[Figure record extracts]

════════════════

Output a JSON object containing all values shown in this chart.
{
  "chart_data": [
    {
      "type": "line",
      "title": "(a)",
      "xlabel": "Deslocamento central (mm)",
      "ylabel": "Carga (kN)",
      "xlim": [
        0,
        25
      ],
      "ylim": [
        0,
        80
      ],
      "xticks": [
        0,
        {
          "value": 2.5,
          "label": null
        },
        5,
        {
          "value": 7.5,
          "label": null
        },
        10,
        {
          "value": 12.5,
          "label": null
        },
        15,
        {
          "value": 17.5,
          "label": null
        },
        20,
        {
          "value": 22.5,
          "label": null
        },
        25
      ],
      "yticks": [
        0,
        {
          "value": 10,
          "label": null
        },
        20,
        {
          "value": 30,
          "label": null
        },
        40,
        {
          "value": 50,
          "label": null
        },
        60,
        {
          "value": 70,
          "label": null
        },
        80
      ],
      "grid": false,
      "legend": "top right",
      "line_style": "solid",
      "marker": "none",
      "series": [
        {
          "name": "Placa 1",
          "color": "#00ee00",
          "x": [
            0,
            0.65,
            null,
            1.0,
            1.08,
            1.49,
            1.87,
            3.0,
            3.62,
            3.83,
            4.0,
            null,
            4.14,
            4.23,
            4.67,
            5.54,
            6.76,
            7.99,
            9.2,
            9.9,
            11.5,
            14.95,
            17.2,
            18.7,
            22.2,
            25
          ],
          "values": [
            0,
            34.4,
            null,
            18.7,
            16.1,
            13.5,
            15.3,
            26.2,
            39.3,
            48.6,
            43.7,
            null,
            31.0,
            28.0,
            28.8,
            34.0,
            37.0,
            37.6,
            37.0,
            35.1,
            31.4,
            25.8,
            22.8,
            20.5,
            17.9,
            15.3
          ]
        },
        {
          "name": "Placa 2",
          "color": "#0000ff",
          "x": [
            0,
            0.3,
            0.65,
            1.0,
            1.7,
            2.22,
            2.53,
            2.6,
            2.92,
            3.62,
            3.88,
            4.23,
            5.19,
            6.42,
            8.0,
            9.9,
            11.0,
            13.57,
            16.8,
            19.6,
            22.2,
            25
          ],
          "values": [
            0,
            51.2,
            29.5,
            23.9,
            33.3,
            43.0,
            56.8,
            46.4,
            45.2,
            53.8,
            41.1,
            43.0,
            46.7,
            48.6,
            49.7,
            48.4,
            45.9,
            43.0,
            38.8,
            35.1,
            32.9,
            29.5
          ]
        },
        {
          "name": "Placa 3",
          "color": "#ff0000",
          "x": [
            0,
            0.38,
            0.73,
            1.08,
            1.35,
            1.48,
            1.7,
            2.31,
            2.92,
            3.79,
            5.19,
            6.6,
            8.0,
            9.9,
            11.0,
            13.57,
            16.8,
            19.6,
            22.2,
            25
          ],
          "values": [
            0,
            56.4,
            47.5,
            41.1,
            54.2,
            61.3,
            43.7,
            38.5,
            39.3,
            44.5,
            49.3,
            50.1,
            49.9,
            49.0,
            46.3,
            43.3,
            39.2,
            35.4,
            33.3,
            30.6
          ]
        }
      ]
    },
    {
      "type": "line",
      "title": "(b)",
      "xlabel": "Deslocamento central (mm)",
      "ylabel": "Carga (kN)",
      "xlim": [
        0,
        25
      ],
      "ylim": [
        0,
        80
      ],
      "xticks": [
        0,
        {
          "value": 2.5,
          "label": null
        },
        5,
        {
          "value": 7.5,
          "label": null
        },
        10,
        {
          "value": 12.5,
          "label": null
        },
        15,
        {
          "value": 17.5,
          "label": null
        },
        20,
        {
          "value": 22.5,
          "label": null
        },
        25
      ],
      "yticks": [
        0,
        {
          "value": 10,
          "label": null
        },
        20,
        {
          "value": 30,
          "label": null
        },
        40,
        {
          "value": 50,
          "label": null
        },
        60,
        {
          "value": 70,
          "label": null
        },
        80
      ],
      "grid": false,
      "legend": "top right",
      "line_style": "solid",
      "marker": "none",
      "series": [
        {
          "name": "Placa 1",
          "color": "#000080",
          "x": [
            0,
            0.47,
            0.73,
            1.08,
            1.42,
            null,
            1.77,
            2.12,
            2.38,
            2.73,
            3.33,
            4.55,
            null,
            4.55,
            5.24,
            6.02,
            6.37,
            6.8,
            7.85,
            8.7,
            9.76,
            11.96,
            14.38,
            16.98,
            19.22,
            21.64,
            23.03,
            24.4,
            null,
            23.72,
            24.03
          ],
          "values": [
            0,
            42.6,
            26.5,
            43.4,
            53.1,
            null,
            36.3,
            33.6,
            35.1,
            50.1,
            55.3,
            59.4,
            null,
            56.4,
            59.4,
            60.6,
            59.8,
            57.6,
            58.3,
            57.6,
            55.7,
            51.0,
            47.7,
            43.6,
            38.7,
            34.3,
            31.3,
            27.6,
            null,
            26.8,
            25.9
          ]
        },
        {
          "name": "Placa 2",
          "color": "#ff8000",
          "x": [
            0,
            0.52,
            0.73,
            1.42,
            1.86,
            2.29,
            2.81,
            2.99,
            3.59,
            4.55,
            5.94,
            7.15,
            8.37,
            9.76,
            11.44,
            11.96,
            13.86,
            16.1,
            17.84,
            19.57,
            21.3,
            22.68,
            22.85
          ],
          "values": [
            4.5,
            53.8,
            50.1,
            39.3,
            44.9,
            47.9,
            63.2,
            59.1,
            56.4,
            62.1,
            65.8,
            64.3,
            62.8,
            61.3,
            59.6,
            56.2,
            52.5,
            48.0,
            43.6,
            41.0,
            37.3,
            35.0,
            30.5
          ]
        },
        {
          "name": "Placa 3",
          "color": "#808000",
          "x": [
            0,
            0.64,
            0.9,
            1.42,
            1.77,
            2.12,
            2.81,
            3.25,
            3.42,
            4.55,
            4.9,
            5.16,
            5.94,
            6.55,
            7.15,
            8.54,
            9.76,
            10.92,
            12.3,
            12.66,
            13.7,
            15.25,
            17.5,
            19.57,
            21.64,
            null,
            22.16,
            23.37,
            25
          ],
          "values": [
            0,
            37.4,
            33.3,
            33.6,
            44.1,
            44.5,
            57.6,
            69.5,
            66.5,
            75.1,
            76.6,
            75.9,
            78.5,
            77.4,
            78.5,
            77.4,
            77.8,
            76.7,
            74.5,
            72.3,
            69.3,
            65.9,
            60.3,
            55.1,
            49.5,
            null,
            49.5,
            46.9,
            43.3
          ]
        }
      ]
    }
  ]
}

════════════════

THE PROBLEM:
All records above must be set down exactly, please.

FINAL RESULT:
Output a JSON object containing all values shown in this chart.
{
  "chart_data": [
    {
      "type": "line",
      "title": "(a)",
      "xlabel": "Deslocamento central (mm)",
      "ylabel": "Carga (kN)",
      "xlim": [
        0,
        25
      ],
      "ylim": [
        0,
        80
      ],
      "xticks": [
        0,
        {
          "value": 2.5,
          "label": null
        },
        5,
        {
          "value": 7.5,
          "label": null
        },
        10,
        {
          "value": 12.5,
          "label": null
        },
        15,
        {
          "value": 17.5,
          "label": null
        },
        20,
        {
          "value": 22.5,
          "label": null
        },
        25
      ],
      "yticks": [
        0,
        {
          "value": 10,
          "label": null
        },
        20,
        {
          "value": 30,
          "label": null
        },
        40,
        {
          "value": 50,
          "label": null
        },
        60,
        {
          "value": 70,
          "label": null
        },
        80
      ],
      "grid": false,
      "legend": "top right",
      "line_style": "solid",
      "marker": "none",
      "series": [
        {
          "name": "Placa 1",
          "color": "#00ee00",
          "x": [
            0,
            0.65,
            null,
            1.0,
            1.08,
            1.49,
            1.87,
            3.0,
            3.62,
            3.83,
            4.0,
            null,
            4.14,
            4.23,
            4.67,
            5.54,
            6.76,
            7.99,
            9.2,
            9.9,
            11.5,
            14.95,
            17.2,
            18.7,
            22.2,
            25
          ],
          "values": [
            0,
            34.4,
            null,
            18.7,
            16.1,
            13.5,
            15.3,
            26.2,
            39.3,
            48.6,
            43.7,
            null,
            31.0,
            28.0,
            28.8,
            34.0,
            37.0,
            37.6,
            37.0,
            35.1,
            31.4,
            25.8,
            22.8,
            20.5,
            17.9,
            15.3
          ]
        },
        {
          "name": "Placa 2",
          "color": "#0000ff",
          "x": [
            0,
            0.3,
            0.65,
            1.0,
            1.7,
            2.22,
            2.53,
            2.6,
            2.92,
            3.62,
            3.88,
            4.23,
            5.19,
            6.42,
            8.0,
            9.9,
            11.0,
            13.57,
            16.8,
            19.6,
            22.2,
            25
          ],
          "values": [
            0,
            51.2,
            29.5,
            23.9,
            33.3,
            43.0,
            56.8,
            46.4,
            45.2,
            53.8,
            41.1,
            43.0,
            46.7,
            48.6,
            49.7,
            48.4,
            45.9,
            43.0,
            38.8,
            35.1,
            32.9,
            29.5
          ]
        },
        {
          "name": "Placa 3",
          "color": "#ff0000",
          "x": [
            0,
            0.38,
            0.73,
            1.08,
            1.35,
            1.48,
            1.7,
            2.31,
            2.92,
            3.79,
            5.19,
            6.6,
            8.0,
            9.9,
            11.0,
            13.57,
            16.8,
            19.6,
            22.2,
            25
          ],
          "values": [
            0,
            56.4,
            47.5,
            41.1,
            54.2,
            61.3,
            43.7,
            38.5,
            39.3,
            44.5,
            49.3,
            50.1,
            49.9,
            49.0,
            46.3,
            43.3,
            39.2,
            35.4,
            33.3,
            30.6
          ]
        }
      ]
    },
    {
      "type": "line",
      "title": "(b)",
      "xlabel": "Deslocamento central (mm)",
      "ylabel": "Carga (kN)",
      "xlim": [
        0,
        25
      ],
      "ylim": [
        0,
        80
      ],
      "xticks": [
        0,
        {
          "value": 2.5,
          "label": null
        },
        5,
        {
          "value": 7.5,
          "label": null
        },
        10,
        {
          "value": 12.5,
          "label": null
        },
        15,
        {
          "value": 17.5,
          "label": null
        },
        20,
        {
          "value": 22.5,
          "label": null
        },
        25
      ],
      "yticks": [
        0,
        {
          "value": 10,
          "label": null
        },
        20,
        {
          "value": 30,
          "label": null
        },
        40,
        {
          "value": 50,
          "label": null
        },
        60,
        {
          "value": 70,
          "label": null
        },
        80
      ],
      "grid": false,
      "legend": "top right",
      "line_style": "solid",
      "marker": "none",
      "series": [
        {
          "name": "Placa 1",
          "color": "#000080",
          "x": [
            0,
            0.47,
            0.73,
            1.08,
            1.42,
            null,
            1.77,
            2.12,
            2.38,
            2.73,
            3.33,
            4.55,
            null,
            4.55,
            5.24,
            6.02,
            6.37,
            6.8,
            7.85,
            8.7,
            9.76,
            11.96,
            14.38,
            16.98,
            19.22,
            21.64,
            23.03,
            24.4,
            null,
            23.72,
            24.03
          ],
          "values": [
            0,
            42.6,
            26.5,
            43.4,
            53.1,
            null,
            36.3,
            33.6,
            35.1,
            50.1,
            55.3,
            59.4,
            null,
            56.4,
            59.4,
            60.6,
            59.8,
            57.6,
            58.3,
            57.6,
            55.7,
            51.0,
            47.7,
            43.6,
            38.7,
            34.3,
            31.3,
            27.6,
            null,
            26.8,
            25.9
          ]
        },
        {
          "name": "Placa 2",
          "color": "#ff8000",
          "x": [
            0,
            0.52,
            0.73,
            1.42,
            1.86,
            2.29,
            2.81,
            2.99,
            3.59,
            4.55,
            5.94,
            7.15,
            8.37,
            9.76,
            11.44,
            11.96,
            13.86,
            16.1,
            17.84,
            19.57,
            21.3,
            22.68,
            22.85
          ],
          "values": [
            4.5,
            53.8,
            50.1,
            39.3,
            44.9,
            47.9,
            63.2,
            59.1,
            56.4,
            62.1,
            65.8,
            64.3,
            62.8,
            61.3,
            59.6,
            56.2,
            52.5,
            48.0,
            43.6,
            41.0,
            37.3,
            35.0,
            30.5
          ]
        },
        {
          "name": "Placa 3",
          "color": "#808000",
          "x": [
            0,
            0.64,
            0.9,
            1.42,
            1.77,
            2.12,
            2.81,
            3.25,
            3.42,
            4.55,
            4.9,
            5.16,
            5.94,
            6.55,
            7.15,
            8.54,
            9.76,
            10.92,
            12.3,
            12.66,
            13.7,
            15.25,
            17.5,
            19.57,
            21.64,
            null,
            22.16,
            23.37,
            25
          ],
          "values": [
            0,
            37.4,
            33.3,
            33.6,
            44.1,
            44.5,
            57.6,
            69.5,
            66.5,
            75.1,
            76.6,
            75.9,
            78.5,
            77.4,
            78.5,
            77.4,
            77.8,
            76.7,
            74.5,
            72.3,
            69.3,
            65.9,
            60.3,
            55.1,
            49.5,
            null,
            49.5,
            46.9,
            43.3
          ]
        }
      ]
    }
  ]
}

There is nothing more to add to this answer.